Data entries
↓↓↓

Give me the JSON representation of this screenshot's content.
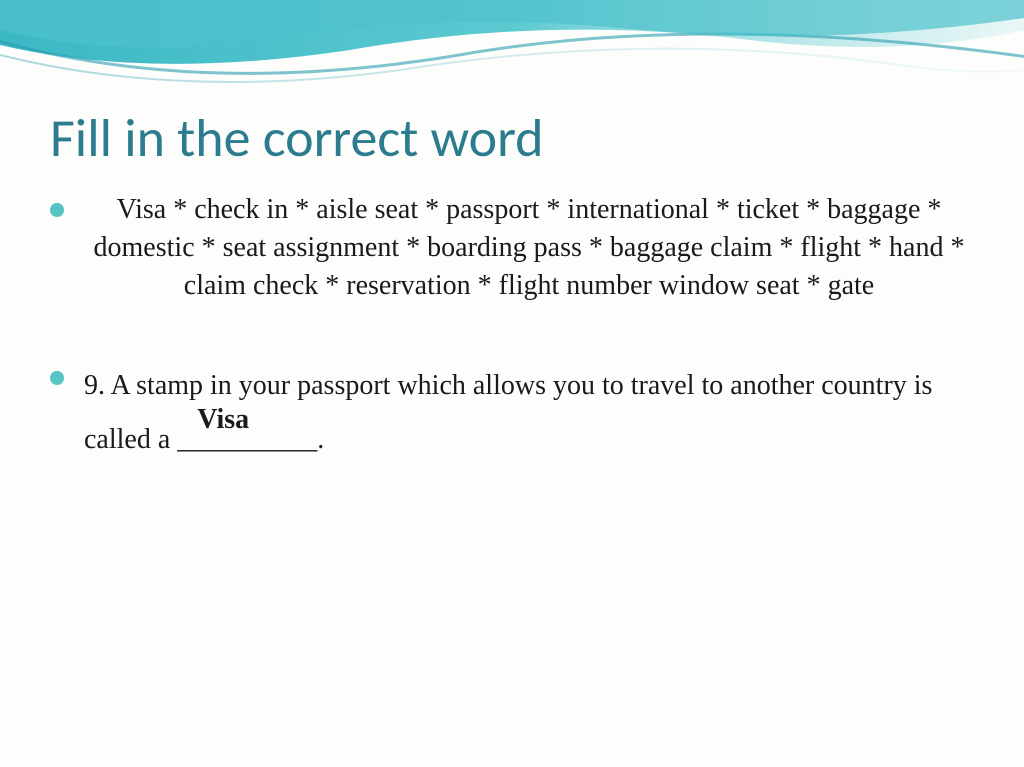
{
  "title": "Fill in the correct word",
  "wordBank": "Visa * check in * aisle seat * passport * international * ticket * baggage * domestic * seat assignment * boarding pass * baggage claim * flight * hand * claim check * reservation * flight number window seat * gate",
  "question": {
    "number": "9.",
    "textBefore": "A stamp in your passport which allows you to travel to another country is called a",
    "answer": "Visa",
    "blank": "__________",
    "punctuation": "."
  }
}
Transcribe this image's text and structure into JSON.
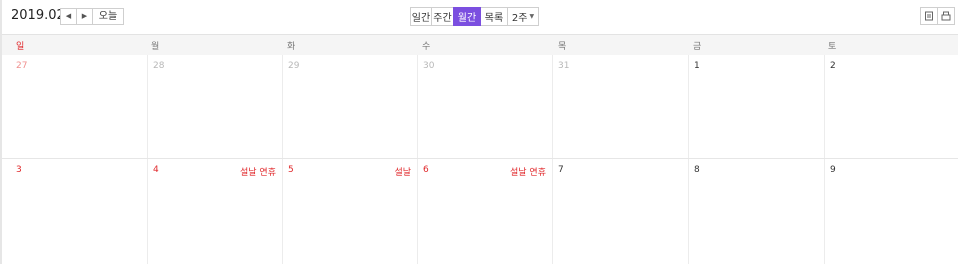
{
  "header": {
    "title": "2019.02",
    "prev_icon": "caret-left",
    "next_icon": "caret-right",
    "today_label": "오늘",
    "views": [
      {
        "label": "일간",
        "active": false
      },
      {
        "label": "주간",
        "active": false
      },
      {
        "label": "월간",
        "active": true
      },
      {
        "label": "목록",
        "active": false
      },
      {
        "label": "2주",
        "active": false,
        "dropdown": true
      }
    ],
    "actions": [
      "print-icon",
      "calendar-print-icon"
    ]
  },
  "calendar": {
    "weekdays": [
      "일",
      "월",
      "화",
      "수",
      "목",
      "금",
      "토"
    ],
    "weeks": [
      [
        {
          "date": "27",
          "state": "prev-sunday"
        },
        {
          "date": "28",
          "state": "prev"
        },
        {
          "date": "29",
          "state": "prev"
        },
        {
          "date": "30",
          "state": "prev"
        },
        {
          "date": "31",
          "state": "prev"
        },
        {
          "date": "1",
          "state": "normal"
        },
        {
          "date": "2",
          "state": "normal"
        }
      ],
      [
        {
          "date": "3",
          "state": "sunday"
        },
        {
          "date": "4",
          "state": "holiday",
          "holiday": "설날 연휴"
        },
        {
          "date": "5",
          "state": "holiday",
          "holiday": "설날"
        },
        {
          "date": "6",
          "state": "holiday",
          "holiday": "설날 연휴"
        },
        {
          "date": "7",
          "state": "normal"
        },
        {
          "date": "8",
          "state": "normal"
        },
        {
          "date": "9",
          "state": "normal"
        }
      ]
    ]
  },
  "colors": {
    "accent": "#7b4fe0",
    "holiday": "#e0272a",
    "muted": "#b8b8b8"
  }
}
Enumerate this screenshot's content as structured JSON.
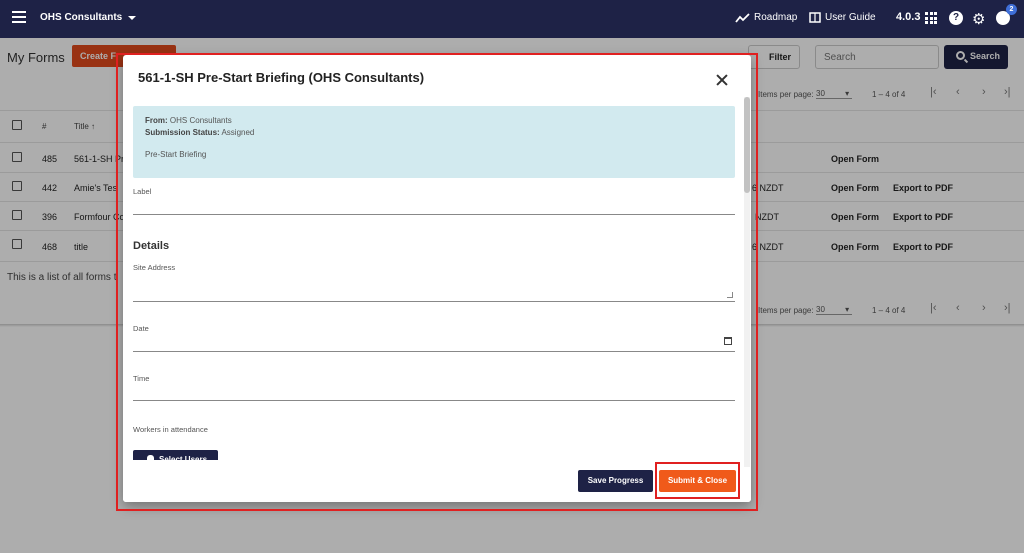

↑↑↑

(GIVEN TASK): Reproduce the entries exactly. Do not carry over any picture.

(REPLY TO THE EXERCISE):
Give me the JSON representation of this screenshot's content.
{
  "title": "Fill in the correct word",
  "wordBank": "Visa * check in * aisle seat * passport * international * ticket * baggage * domestic * seat assignment * boarding pass * baggage claim * flight * hand * claim check * reservation * flight number window seat * gate",
  "question": {
    "number": "9.",
    "textBefore": "A stamp in your passport which allows you to travel to another country is called a",
    "answer": "Visa",
    "blank": "__________",
    "punctuation": "."
  }
}
Transcribe this image's text and structure into JSON.
{
  "header": {
    "title": "2019.02",
    "prev_icon": "caret-left",
    "next_icon": "caret-right",
    "today_label": "오늘",
    "views": [
      {
        "label": "일간",
        "active": false
      },
      {
        "label": "주간",
        "active": false
      },
      {
        "label": "월간",
        "active": true
      },
      {
        "label": "목록",
        "active": false
      },
      {
        "label": "2주",
        "active": false,
        "dropdown": true
      }
    ],
    "actions": [
      "print-icon",
      "calendar-print-icon"
    ]
  },
  "calendar": {
    "weekdays": [
      "일",
      "월",
      "화",
      "수",
      "목",
      "금",
      "토"
    ],
    "weeks": [
      [
        {
          "date": "27",
          "state": "prev-sunday"
        },
        {
          "date": "28",
          "state": "prev"
        },
        {
          "date": "29",
          "state": "prev"
        },
        {
          "date": "30",
          "state": "prev"
        },
        {
          "date": "31",
          "state": "prev"
        },
        {
          "date": "1",
          "state": "normal"
        },
        {
          "date": "2",
          "state": "normal"
        }
      ],
      [
        {
          "date": "3",
          "state": "sunday"
        },
        {
          "date": "4",
          "state": "holiday",
          "holiday": "설날 연휴"
        },
        {
          "date": "5",
          "state": "holiday",
          "holiday": "설날"
        },
        {
          "date": "6",
          "state": "holiday",
          "holiday": "설날 연휴"
        },
        {
          "date": "7",
          "state": "normal"
        },
        {
          "date": "8",
          "state": "normal"
        },
        {
          "date": "9",
          "state": "normal"
        }
      ]
    ]
  },
  "colors": {
    "accent": "#7b4fe0",
    "holiday": "#e0272a",
    "muted": "#b8b8b8"
  }
}
Enumerate this screenshot's content as structured JSON.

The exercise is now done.